Stored data entries
··········

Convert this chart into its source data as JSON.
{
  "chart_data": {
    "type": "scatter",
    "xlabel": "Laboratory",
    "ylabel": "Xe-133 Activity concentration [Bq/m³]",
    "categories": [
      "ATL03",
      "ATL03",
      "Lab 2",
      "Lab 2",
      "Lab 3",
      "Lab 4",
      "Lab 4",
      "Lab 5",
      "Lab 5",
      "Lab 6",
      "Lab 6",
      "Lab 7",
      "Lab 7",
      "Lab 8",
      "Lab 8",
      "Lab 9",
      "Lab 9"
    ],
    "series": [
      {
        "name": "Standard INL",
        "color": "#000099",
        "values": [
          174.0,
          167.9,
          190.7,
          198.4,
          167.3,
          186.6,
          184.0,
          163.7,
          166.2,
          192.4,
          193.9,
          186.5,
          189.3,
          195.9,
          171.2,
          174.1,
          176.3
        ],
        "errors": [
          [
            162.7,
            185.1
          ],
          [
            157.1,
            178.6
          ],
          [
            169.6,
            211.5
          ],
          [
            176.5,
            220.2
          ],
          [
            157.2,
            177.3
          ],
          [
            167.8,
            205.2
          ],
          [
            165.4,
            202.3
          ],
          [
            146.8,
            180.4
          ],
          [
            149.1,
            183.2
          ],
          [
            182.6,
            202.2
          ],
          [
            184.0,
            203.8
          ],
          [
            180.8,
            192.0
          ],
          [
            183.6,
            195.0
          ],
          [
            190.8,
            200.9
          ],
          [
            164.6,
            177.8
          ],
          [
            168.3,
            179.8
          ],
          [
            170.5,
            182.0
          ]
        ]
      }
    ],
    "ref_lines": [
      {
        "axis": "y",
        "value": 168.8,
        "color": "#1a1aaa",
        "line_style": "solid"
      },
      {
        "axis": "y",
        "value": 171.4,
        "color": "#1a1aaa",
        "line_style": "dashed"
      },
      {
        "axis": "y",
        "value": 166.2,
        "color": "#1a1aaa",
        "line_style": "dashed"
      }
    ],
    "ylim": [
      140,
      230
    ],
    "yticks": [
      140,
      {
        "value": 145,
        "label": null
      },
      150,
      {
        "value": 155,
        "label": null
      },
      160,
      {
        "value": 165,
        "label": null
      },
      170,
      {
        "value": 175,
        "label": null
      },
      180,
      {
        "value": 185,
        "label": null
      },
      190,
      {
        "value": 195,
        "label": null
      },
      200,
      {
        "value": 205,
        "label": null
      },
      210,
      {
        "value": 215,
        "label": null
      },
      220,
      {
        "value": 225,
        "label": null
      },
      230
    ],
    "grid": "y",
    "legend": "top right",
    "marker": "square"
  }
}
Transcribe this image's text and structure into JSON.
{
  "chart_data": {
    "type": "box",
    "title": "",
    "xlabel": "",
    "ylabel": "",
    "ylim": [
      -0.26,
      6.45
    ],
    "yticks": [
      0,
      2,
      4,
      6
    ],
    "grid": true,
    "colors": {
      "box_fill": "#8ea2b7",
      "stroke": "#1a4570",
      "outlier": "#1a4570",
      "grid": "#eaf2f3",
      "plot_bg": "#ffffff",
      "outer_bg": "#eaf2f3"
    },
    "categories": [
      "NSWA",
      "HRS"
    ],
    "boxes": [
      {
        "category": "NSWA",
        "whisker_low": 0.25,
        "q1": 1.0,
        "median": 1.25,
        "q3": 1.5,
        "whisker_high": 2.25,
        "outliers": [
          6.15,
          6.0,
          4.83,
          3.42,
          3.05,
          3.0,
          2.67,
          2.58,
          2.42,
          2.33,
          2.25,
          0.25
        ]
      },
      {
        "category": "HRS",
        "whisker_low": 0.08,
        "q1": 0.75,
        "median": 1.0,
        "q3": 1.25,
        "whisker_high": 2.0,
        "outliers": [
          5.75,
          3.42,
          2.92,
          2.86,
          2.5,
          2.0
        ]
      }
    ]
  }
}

··········

*PROBLEM*
Restate the listing in full, word for word.

*EXERCISE SOLUTION*
Convert this chart into its source data as JSON.
{
  "chart_data": {
    "type": "scatter",
    "xlabel": "Laboratory",
    "ylabel": "Xe-133 Activity concentration [Bq/m³]",
    "categories": [
      "ATL03",
      "ATL03",
      "Lab 2",
      "Lab 2",
      "Lab 3",
      "Lab 4",
      "Lab 4",
      "Lab 5",
      "Lab 5",
      "Lab 6",
      "Lab 6",
      "Lab 7",
      "Lab 7",
      "Lab 8",
      "Lab 8",
      "Lab 9",
      "Lab 9"
    ],
    "series": [
      {
        "name": "Standard INL",
        "color": "#000099",
        "values": [
          174.0,
          167.9,
          190.7,
          198.4,
          167.3,
          186.6,
          184.0,
          163.7,
          166.2,
          192.4,
          193.9,
          186.5,
          189.3,
          195.9,
          171.2,
          174.1,
          176.3
        ],
        "errors": [
          [
            162.7,
            185.1
          ],
          [
            157.1,
            178.6
          ],
          [
            169.6,
            211.5
          ],
          [
            176.5,
            220.2
          ],
          [
            157.2,
            177.3
          ],
          [
            167.8,
            205.2
          ],
          [
            165.4,
            202.3
          ],
          [
            146.8,
            180.4
          ],
          [
            149.1,
            183.2
          ],
          [
            182.6,
            202.2
          ],
          [
            184.0,
            203.8
          ],
          [
            180.8,
            192.0
          ],
          [
            183.6,
            195.0
          ],
          [
            190.8,
            200.9
          ],
          [
            164.6,
            177.8
          ],
          [
            168.3,
            179.8
          ],
          [
            170.5,
            182.0
          ]
        ]
      }
    ],
    "ref_lines": [
      {
        "axis": "y",
        "value": 168.8,
        "color": "#1a1aaa",
        "line_style": "solid"
      },
      {
        "axis": "y",
        "value": 171.4,
        "color": "#1a1aaa",
        "line_style": "dashed"
      },
      {
        "axis": "y",
        "value": 166.2,
        "color": "#1a1aaa",
        "line_style": "dashed"
      }
    ],
    "ylim": [
      140,
      230
    ],
    "yticks": [
      140,
      {
        "value": 145,
        "label": null
      },
      150,
      {
        "value": 155,
        "label": null
      },
      160,
      {
        "value": 165,
        "label": null
      },
      170,
      {
        "value": 175,
        "label": null
      },
      180,
      {
        "value": 185,
        "label": null
      },
      190,
      {
        "value": 195,
        "label": null
      },
      200,
      {
        "value": 205,
        "label": null
      },
      210,
      {
        "value": 215,
        "label": null
      },
      220,
      {
        "value": 225,
        "label": null
      },
      230
    ],
    "grid": "y",
    "legend": "top right",
    "marker": "square"
  }
}
Transcribe this image's text and structure into JSON.
{
  "chart_data": {
    "type": "box",
    "title": "",
    "xlabel": "",
    "ylabel": "",
    "ylim": [
      -0.26,
      6.45
    ],
    "yticks": [
      0,
      2,
      4,
      6
    ],
    "grid": true,
    "colors": {
      "box_fill": "#8ea2b7",
      "stroke": "#1a4570",
      "outlier": "#1a4570",
      "grid": "#eaf2f3",
      "plot_bg": "#ffffff",
      "outer_bg": "#eaf2f3"
    },
    "categories": [
      "NSWA",
      "HRS"
    ],
    "boxes": [
      {
        "category": "NSWA",
        "whisker_low": 0.25,
        "q1": 1.0,
        "median": 1.25,
        "q3": 1.5,
        "whisker_high": 2.25,
        "outliers": [
          6.15,
          6.0,
          4.83,
          3.42,
          3.05,
          3.0,
          2.67,
          2.58,
          2.42,
          2.33,
          2.25,
          0.25
        ]
      },
      {
        "category": "HRS",
        "whisker_low": 0.08,
        "q1": 0.75,
        "median": 1.0,
        "q3": 1.25,
        "whisker_high": 2.0,
        "outliers": [
          5.75,
          3.42,
          2.92,
          2.86,
          2.5,
          2.0
        ]
      }
    ]
  }
}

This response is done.